◆ Task details
Scan the following material for the string "name" and copy each line in which it appears.

^^^^^^^^^^^^^^^^

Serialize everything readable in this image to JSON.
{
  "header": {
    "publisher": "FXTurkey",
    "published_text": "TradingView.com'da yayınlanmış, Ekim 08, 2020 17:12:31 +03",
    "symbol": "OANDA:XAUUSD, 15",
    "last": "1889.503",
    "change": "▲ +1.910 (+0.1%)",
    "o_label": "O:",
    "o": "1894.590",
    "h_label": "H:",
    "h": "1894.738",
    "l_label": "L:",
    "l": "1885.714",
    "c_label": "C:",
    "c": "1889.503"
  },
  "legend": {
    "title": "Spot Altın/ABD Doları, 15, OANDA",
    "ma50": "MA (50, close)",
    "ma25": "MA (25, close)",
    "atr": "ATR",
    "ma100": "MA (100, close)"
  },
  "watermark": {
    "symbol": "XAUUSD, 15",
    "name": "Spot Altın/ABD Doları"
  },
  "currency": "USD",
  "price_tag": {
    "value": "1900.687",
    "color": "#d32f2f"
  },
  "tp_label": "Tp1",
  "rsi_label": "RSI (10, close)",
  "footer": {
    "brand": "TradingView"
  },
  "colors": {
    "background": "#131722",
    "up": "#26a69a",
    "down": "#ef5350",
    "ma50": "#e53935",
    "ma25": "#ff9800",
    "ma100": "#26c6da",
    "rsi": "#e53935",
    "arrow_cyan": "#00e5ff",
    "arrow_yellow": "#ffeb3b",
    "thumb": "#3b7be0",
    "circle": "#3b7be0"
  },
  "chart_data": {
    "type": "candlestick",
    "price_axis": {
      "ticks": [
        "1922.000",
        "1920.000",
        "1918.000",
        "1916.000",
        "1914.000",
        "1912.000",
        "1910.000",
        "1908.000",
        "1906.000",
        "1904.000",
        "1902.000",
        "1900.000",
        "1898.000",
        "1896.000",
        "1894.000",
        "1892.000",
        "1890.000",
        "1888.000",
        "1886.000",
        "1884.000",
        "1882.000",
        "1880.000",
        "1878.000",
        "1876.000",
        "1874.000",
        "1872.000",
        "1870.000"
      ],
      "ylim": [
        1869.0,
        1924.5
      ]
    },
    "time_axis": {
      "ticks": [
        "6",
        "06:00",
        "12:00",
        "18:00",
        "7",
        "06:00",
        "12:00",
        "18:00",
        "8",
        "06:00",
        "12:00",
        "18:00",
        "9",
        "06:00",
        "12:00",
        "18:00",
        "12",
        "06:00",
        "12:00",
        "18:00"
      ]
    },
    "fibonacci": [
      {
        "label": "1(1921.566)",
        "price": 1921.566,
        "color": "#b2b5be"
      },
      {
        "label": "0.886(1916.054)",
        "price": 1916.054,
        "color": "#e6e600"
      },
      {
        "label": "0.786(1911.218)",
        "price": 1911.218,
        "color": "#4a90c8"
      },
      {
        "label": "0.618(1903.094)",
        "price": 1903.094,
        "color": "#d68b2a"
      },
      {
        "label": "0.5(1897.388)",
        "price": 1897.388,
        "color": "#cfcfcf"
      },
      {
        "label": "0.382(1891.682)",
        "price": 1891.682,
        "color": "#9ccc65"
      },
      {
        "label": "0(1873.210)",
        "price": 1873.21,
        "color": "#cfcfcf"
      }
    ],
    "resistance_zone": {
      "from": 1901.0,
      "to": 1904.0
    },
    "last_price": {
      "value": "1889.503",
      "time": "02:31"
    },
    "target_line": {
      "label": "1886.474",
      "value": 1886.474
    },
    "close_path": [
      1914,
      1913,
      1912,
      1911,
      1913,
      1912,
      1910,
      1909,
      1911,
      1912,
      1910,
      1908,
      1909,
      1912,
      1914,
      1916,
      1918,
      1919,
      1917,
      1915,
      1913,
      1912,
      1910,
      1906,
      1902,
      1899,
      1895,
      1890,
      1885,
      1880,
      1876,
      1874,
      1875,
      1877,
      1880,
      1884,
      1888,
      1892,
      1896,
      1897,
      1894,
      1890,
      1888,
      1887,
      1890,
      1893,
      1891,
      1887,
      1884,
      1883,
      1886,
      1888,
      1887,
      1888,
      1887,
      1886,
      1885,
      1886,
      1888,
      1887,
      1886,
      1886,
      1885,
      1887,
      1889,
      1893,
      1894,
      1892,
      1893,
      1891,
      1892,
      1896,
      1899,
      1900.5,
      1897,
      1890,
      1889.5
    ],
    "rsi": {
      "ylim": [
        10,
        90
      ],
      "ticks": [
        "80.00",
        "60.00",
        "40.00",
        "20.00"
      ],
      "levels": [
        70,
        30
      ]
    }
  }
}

^^^^^^^^^^^^^^^^

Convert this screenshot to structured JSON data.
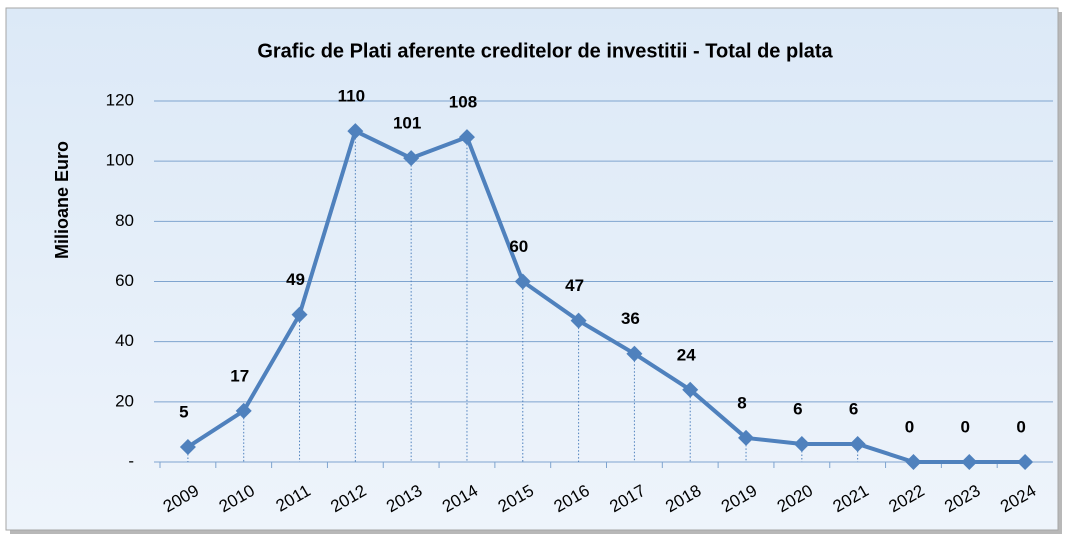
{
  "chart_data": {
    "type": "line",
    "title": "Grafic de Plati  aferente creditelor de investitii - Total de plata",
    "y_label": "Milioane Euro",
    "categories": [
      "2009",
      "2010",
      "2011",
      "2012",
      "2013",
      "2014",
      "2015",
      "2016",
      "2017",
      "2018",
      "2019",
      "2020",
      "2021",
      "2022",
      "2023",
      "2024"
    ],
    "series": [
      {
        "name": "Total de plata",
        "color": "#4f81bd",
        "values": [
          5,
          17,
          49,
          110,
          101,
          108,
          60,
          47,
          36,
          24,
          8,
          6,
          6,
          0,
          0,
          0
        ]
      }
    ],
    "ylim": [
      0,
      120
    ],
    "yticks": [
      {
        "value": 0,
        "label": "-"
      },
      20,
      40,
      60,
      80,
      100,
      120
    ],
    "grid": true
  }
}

^^^^^^^^^^^^^^^^

◆ Answer for this exercise
    "name": "Spot Altın/ABD Doları"
        "name": "Total de plata",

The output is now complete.